[Prompt]:
Below are the records. List every line holding the word "value".
____ Data to process
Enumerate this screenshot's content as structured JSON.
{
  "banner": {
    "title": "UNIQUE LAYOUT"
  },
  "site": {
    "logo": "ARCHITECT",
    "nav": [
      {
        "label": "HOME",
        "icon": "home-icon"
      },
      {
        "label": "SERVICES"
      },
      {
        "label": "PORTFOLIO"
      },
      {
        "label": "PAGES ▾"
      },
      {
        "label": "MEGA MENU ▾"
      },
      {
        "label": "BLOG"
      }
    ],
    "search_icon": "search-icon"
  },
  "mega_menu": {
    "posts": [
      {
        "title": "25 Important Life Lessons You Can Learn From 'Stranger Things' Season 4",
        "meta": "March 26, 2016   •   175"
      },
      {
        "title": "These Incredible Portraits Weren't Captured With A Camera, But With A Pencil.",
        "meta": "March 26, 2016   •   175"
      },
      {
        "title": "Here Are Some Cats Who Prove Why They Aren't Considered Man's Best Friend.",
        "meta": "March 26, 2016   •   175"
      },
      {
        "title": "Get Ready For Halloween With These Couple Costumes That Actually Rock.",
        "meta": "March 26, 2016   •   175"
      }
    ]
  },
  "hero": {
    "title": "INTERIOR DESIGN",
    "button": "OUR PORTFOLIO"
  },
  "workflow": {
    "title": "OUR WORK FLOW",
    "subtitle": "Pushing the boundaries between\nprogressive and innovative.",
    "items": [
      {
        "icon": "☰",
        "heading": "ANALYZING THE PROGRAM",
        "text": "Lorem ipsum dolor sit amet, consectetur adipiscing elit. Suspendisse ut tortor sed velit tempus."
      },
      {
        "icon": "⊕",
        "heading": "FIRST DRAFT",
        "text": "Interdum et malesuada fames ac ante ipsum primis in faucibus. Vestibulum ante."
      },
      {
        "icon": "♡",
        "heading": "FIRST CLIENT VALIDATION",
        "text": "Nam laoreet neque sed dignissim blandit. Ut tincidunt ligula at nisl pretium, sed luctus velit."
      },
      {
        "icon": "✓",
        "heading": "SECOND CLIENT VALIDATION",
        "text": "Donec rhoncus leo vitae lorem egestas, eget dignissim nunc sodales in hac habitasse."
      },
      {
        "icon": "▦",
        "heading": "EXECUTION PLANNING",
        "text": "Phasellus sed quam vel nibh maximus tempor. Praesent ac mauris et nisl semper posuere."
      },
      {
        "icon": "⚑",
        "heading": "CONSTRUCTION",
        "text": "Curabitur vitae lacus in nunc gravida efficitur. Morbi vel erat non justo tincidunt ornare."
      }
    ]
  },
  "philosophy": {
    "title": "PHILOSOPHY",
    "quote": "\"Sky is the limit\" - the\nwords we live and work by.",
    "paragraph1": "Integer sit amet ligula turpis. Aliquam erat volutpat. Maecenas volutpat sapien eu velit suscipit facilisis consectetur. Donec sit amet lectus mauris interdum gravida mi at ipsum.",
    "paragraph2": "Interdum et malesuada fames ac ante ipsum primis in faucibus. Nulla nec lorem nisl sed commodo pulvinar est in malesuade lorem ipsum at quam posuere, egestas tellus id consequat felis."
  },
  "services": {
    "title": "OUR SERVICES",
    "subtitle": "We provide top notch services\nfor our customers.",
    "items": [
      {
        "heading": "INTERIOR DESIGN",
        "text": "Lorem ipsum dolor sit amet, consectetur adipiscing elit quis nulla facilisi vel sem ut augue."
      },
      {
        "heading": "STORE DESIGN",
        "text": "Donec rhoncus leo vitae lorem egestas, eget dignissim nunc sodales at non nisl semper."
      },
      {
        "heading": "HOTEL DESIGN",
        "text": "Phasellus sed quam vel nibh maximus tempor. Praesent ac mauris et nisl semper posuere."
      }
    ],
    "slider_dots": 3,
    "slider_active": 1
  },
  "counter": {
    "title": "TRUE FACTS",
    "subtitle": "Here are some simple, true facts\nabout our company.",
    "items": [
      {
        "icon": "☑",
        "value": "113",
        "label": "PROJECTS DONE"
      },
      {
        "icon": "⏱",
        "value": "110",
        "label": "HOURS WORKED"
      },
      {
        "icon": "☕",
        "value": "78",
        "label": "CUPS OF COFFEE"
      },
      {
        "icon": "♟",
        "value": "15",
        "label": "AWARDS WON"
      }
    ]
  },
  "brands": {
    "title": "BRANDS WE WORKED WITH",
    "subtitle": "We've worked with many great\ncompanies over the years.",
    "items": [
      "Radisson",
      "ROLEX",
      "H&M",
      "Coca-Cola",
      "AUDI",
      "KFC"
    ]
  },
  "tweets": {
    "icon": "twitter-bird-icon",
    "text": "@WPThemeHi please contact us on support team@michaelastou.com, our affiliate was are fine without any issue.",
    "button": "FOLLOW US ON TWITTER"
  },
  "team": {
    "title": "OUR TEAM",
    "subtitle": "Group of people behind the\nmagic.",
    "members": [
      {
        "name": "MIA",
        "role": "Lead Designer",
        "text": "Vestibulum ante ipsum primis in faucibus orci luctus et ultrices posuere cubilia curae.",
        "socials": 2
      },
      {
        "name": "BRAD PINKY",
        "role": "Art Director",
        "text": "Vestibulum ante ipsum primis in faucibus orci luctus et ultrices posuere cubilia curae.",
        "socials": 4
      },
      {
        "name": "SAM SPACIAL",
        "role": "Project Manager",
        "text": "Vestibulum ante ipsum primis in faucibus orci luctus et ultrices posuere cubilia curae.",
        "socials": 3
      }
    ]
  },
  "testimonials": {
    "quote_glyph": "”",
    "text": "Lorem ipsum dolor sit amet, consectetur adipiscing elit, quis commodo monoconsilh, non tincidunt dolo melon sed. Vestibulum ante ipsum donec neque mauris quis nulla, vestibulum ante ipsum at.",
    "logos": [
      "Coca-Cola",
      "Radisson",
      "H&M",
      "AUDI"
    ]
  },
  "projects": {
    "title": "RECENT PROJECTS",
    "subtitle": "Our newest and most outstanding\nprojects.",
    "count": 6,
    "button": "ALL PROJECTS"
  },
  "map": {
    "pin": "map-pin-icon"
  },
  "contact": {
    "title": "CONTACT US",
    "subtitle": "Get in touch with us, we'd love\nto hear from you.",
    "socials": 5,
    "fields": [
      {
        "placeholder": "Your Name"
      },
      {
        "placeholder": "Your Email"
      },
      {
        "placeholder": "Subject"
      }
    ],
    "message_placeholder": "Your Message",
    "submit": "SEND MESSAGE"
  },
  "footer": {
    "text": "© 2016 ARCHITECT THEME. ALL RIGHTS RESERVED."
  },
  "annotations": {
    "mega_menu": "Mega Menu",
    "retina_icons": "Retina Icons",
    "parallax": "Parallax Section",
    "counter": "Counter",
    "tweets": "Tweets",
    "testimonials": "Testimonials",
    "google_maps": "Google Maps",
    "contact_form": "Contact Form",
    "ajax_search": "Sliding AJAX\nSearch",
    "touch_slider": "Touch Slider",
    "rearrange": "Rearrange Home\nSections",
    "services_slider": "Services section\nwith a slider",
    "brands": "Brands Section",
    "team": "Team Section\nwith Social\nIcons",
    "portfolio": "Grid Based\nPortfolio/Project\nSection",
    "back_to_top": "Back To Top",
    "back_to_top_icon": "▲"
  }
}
________
____ Data to process
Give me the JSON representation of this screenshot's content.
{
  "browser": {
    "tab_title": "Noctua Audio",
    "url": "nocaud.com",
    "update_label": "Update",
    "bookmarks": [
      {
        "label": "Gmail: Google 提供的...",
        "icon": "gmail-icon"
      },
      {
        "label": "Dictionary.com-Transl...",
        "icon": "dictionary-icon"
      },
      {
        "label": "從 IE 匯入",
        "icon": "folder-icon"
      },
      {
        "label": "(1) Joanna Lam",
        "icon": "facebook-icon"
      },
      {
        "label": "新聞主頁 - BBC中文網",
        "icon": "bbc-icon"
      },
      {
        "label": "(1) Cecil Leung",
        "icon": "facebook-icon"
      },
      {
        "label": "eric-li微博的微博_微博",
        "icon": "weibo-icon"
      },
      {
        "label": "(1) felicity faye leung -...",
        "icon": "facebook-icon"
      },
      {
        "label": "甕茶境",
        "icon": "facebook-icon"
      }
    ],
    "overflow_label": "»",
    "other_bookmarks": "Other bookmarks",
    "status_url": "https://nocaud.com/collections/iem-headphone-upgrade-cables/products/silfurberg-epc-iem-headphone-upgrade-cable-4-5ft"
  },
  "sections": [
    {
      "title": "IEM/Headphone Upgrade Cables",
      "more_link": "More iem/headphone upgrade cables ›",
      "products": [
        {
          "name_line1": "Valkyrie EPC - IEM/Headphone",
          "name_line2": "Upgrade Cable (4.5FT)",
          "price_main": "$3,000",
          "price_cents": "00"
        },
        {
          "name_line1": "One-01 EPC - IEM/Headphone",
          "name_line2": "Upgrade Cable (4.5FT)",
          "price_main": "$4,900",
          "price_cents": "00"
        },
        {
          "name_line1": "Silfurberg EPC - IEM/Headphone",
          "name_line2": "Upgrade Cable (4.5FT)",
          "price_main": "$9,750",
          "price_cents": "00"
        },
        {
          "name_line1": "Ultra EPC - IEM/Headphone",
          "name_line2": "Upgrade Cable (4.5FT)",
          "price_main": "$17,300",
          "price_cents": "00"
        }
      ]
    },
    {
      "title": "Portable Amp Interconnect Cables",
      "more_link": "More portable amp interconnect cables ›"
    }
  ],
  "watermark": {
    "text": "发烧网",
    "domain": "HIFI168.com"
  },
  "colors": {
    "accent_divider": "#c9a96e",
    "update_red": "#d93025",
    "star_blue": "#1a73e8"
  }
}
________
[Written answer]:
        "value": "113",
        "value": "110",
        "value": "78",
        "value": "15",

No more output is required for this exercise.